#### [Task to complete]
Lines containing the string "copy" are to be counted; report the total by itself.

#### [Data for processing]
--------------------

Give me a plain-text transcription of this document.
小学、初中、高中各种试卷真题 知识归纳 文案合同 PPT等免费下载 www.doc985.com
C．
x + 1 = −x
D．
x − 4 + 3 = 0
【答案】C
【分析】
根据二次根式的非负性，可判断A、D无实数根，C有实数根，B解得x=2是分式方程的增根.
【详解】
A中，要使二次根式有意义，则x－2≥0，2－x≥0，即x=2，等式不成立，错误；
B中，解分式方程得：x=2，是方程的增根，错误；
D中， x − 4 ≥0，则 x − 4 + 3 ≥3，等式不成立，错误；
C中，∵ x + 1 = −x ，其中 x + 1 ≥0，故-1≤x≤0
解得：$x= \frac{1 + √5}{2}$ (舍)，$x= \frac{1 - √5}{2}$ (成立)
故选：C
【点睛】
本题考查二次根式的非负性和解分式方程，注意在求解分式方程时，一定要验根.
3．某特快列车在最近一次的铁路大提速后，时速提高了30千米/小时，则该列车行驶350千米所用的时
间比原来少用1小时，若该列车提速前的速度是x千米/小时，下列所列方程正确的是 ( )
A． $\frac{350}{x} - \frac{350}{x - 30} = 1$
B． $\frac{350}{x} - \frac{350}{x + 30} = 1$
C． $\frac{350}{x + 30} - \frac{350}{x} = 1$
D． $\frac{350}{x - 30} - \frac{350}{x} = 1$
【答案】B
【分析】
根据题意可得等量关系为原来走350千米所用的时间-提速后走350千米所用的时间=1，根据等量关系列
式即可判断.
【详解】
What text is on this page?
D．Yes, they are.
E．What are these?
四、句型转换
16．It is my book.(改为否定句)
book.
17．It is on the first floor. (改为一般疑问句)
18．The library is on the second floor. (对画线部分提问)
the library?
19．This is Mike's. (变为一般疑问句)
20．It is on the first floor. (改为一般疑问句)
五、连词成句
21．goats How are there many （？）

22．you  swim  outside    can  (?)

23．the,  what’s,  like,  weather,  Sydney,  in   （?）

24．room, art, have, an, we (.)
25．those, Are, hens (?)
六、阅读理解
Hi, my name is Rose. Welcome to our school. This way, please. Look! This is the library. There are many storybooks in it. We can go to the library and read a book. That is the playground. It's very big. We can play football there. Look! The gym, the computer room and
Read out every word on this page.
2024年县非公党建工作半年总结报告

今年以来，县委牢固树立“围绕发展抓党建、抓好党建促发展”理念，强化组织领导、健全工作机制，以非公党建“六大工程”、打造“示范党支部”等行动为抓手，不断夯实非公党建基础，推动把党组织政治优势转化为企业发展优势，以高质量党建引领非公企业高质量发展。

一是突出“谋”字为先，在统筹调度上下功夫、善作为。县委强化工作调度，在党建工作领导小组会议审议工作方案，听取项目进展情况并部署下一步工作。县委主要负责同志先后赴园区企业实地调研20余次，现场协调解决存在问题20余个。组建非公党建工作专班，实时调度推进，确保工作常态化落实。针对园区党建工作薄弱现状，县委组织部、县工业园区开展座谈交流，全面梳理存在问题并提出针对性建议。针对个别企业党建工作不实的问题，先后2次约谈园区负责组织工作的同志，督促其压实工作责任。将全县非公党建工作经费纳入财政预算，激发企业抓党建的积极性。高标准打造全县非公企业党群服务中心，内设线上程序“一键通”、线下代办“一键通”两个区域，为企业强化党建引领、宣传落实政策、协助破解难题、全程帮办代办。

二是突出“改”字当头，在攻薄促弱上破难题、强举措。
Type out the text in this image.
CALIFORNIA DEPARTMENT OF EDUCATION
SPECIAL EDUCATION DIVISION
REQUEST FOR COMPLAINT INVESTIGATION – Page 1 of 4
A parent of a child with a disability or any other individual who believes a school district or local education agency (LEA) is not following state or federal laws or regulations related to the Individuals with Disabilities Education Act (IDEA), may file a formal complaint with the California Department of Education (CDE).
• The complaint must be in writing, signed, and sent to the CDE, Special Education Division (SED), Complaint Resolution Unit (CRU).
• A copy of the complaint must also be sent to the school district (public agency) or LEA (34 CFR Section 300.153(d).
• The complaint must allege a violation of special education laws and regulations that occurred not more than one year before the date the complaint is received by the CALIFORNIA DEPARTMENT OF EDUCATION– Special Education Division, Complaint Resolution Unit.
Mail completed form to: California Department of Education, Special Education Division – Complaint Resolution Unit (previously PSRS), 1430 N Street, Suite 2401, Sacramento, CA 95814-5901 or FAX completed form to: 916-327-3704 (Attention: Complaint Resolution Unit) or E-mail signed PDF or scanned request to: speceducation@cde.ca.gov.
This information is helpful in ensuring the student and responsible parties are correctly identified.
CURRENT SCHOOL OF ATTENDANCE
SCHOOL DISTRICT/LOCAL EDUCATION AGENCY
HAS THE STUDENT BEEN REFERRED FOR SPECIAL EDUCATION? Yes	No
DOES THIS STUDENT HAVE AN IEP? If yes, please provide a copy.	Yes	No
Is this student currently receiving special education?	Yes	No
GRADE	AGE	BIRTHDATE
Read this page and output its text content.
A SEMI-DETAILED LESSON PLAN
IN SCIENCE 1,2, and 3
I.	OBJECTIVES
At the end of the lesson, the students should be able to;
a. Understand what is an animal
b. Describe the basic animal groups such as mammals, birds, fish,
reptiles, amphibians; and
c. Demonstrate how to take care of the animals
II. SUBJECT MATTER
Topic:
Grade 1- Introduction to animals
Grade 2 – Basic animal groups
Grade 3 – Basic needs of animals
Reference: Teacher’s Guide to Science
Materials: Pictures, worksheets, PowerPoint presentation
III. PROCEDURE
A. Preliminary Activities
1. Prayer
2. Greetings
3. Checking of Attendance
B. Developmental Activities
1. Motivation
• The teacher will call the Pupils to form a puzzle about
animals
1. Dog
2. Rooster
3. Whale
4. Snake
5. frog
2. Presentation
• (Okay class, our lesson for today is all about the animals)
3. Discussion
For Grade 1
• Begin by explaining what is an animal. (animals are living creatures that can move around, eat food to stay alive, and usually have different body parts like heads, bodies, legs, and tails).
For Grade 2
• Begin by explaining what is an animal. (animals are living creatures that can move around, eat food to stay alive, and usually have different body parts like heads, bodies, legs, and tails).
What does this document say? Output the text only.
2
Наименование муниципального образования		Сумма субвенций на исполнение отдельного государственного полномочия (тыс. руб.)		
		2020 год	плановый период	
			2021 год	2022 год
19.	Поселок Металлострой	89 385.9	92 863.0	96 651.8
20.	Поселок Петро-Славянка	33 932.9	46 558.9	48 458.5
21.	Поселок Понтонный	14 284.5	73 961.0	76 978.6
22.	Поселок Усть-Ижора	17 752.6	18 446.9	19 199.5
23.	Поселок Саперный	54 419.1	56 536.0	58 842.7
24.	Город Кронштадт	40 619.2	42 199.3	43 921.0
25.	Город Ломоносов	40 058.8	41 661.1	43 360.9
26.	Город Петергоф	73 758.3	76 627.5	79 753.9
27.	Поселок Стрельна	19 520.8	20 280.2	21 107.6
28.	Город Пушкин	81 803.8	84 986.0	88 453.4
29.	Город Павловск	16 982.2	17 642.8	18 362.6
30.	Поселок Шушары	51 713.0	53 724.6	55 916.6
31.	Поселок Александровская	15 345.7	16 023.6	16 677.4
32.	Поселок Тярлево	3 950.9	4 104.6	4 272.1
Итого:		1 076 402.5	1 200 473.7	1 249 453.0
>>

--------------------

#### [Output below]
2